[Extracted data entries]
--------------------------------------------------
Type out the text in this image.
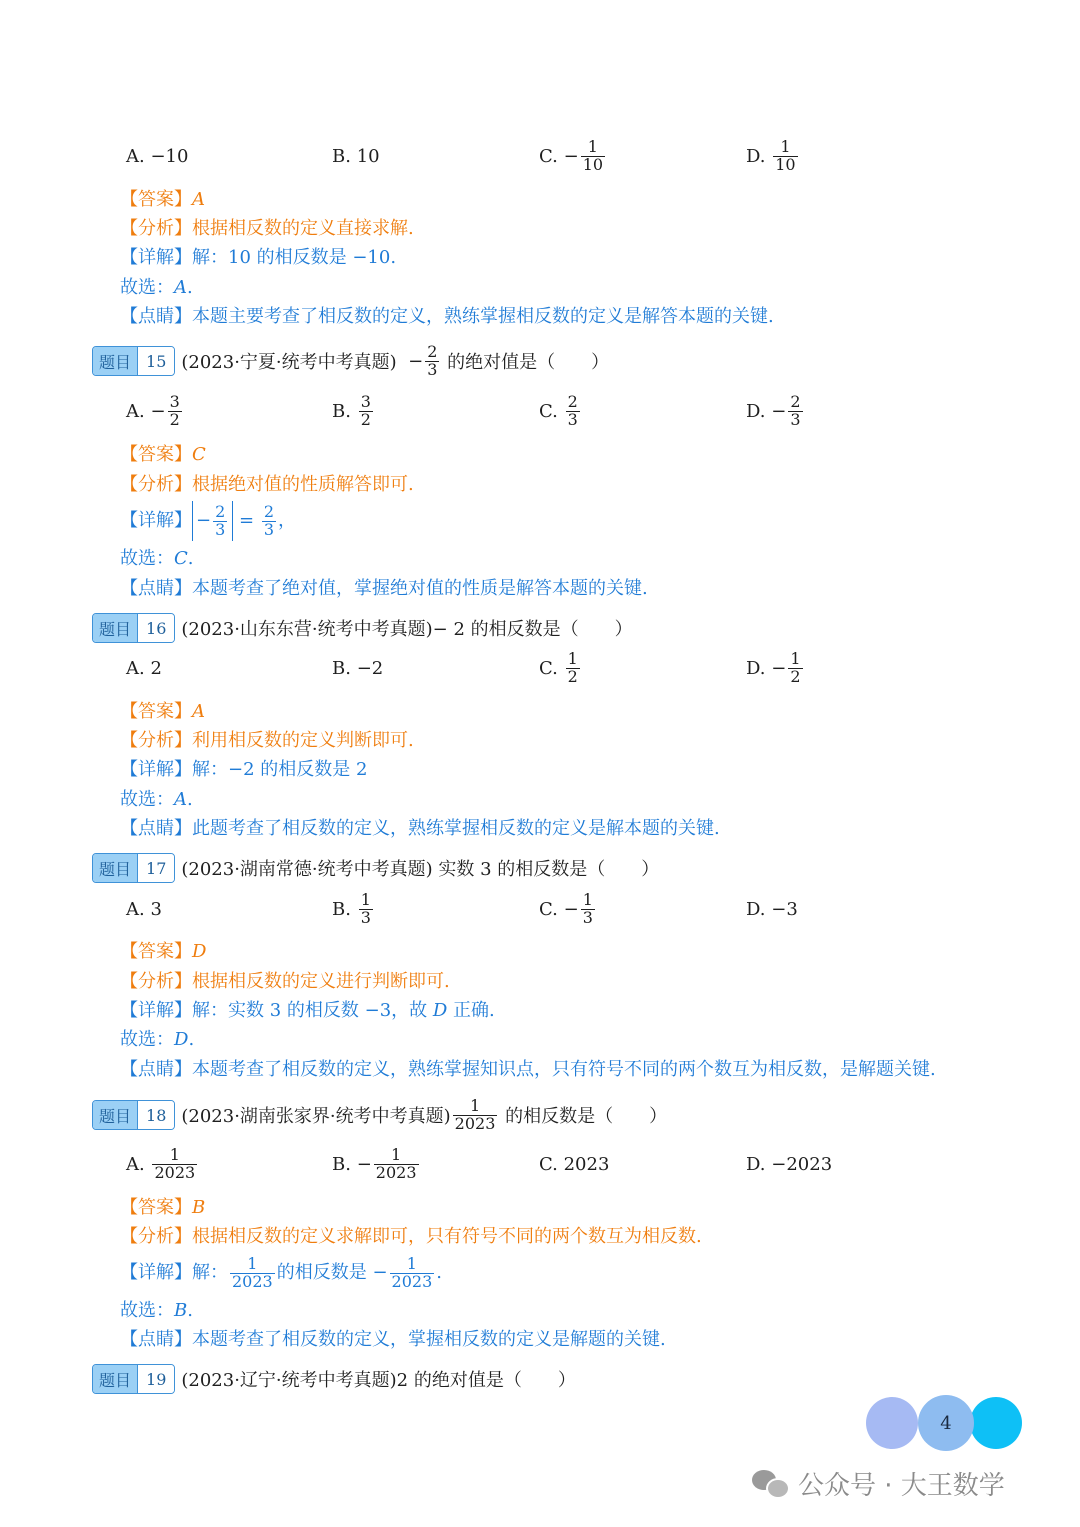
A.
−10	B.
10	C.
− $\frac{1}{10}$	D.
$\frac{1}{10}$
【答案】A
【分析】根据相反数的定义直接求解.
【详解】解：10 的相反数是 −10.
故选：A.
【点睛】本题主要考查了相反数的定义，熟练掌握相反数的定义是解答本题的关键.
题目 15 (2023·宁夏·统考中考真题)
− $\frac{2}{3}$
的绝对值是（　　）
A.
− $\frac{3}{2}$	B.
$\frac{3}{2}$	C.
$\frac{2}{3}$	D.
− $\frac{2}{3}$
【答案】C
【分析】根据绝对值的性质解答即可.
【详解】 − $\frac{2}{3}$
=
$\frac{2}{3}$ ，
故选：C.
【点睛】本题考查了绝对值，掌握绝对值的性质是解答本题的关键.
题目 16 (2023·山东东营·统考中考真题) − 2 的相反数是（　　）
A.
2	B.
−2	C.
$\frac{1}{2}$	D.
− $\frac{1}{2}$
【答案】A
【分析】利用相反数的定义判断即可.
【详解】解：−2 的相反数是 2
故选：A.
【点睛】此题考查了相反数的定义，熟练掌握相反数的定义是解本题的关键.
题目 17 (2023·湖南常德·统考中考真题)
实数 3 的相反数是（　　）
A.
3	B.
$\frac{1}{3}$	C.
− $\frac{1}{3}$	D.
−3
【答案】D
【分析】根据相反数的定义进行判断即可.
【详解】解：实数 3 的相反数 −3，故 D 正确.
故选：D.
【点睛】本题考查了相反数的定义，熟练掌握知识点，只有符号不同的两个数互为相反数，是解题关键.
题目 18 (2023·湖南张家界·统考中考真题) $\frac{1}{2023}$
的相反数是（　　）
A.
$\frac{1}{2023}$	B.
− $\frac{1}{2023}$	C.
2023	D.
−2023
【答案】B
【分析】根据相反数的定义求解即可，只有符号不同的两个数互为相反数.
【详解】 解： $\frac{1}{2023}$ 的相反数是 − $\frac{1}{2023}$ .
故选：B.
【点睛】本题考查了相反数的定义，掌握相反数的定义是解题的关键.
题目 19 (2023·辽宁·统考中考真题) 2 的绝对值是（　　）
4
公众号 · 大王数学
--------------------------------------------------
**Written problem**
Exclude every picture and copy the remaining data exactly.

**Response to this task**
Type out the text in this image.
A.
−10	B.
10	C.
− $\frac{1}{10}$	D.
$\frac{1}{10}$
【答案】A
【分析】根据相反数的定义直接求解.
【详解】解：10 的相反数是 −10.
故选：A.
【点睛】本题主要考查了相反数的定义，熟练掌握相反数的定义是解答本题的关键.
题目 15 (2023·宁夏·统考中考真题)
− $\frac{2}{3}$
的绝对值是（　　）
A.
− $\frac{3}{2}$	B.
$\frac{3}{2}$	C.
$\frac{2}{3}$	D.
− $\frac{2}{3}$
【答案】C
【分析】根据绝对值的性质解答即可.
【详解】 − $\frac{2}{3}$
=
$\frac{2}{3}$ ，
故选：C.
【点睛】本题考查了绝对值，掌握绝对值的性质是解答本题的关键.
题目 16 (2023·山东东营·统考中考真题) − 2 的相反数是（　　）
A.
2	B.
−2	C.
$\frac{1}{2}$	D.
− $\frac{1}{2}$
【答案】A
【分析】利用相反数的定义判断即可.
【详解】解：−2 的相反数是 2
故选：A.
【点睛】此题考查了相反数的定义，熟练掌握相反数的定义是解本题的关键.
题目 17 (2023·湖南常德·统考中考真题)
实数 3 的相反数是（　　）
A.
3	B.
$\frac{1}{3}$	C.
− $\frac{1}{3}$	D.
−3
【答案】D
【分析】根据相反数的定义进行判断即可.
【详解】解：实数 3 的相反数 −3，故 D 正确.
故选：D.
【点睛】本题考查了相反数的定义，熟练掌握知识点，只有符号不同的两个数互为相反数，是解题关键.
题目 18 (2023·湖南张家界·统考中考真题) $\frac{1}{2023}$
的相反数是（　　）
A.
$\frac{1}{2023}$	B.
− $\frac{1}{2023}$	C.
2023	D.
−2023
【答案】B
【分析】根据相反数的定义求解即可，只有符号不同的两个数互为相反数.
【详解】 解： $\frac{1}{2023}$ 的相反数是 − $\frac{1}{2023}$ .
故选：B.
【点睛】本题考查了相反数的定义，掌握相反数的定义是解题的关键.
题目 19 (2023·辽宁·统考中考真题) 2 的绝对值是（　　）
4
公众号 · 大王数学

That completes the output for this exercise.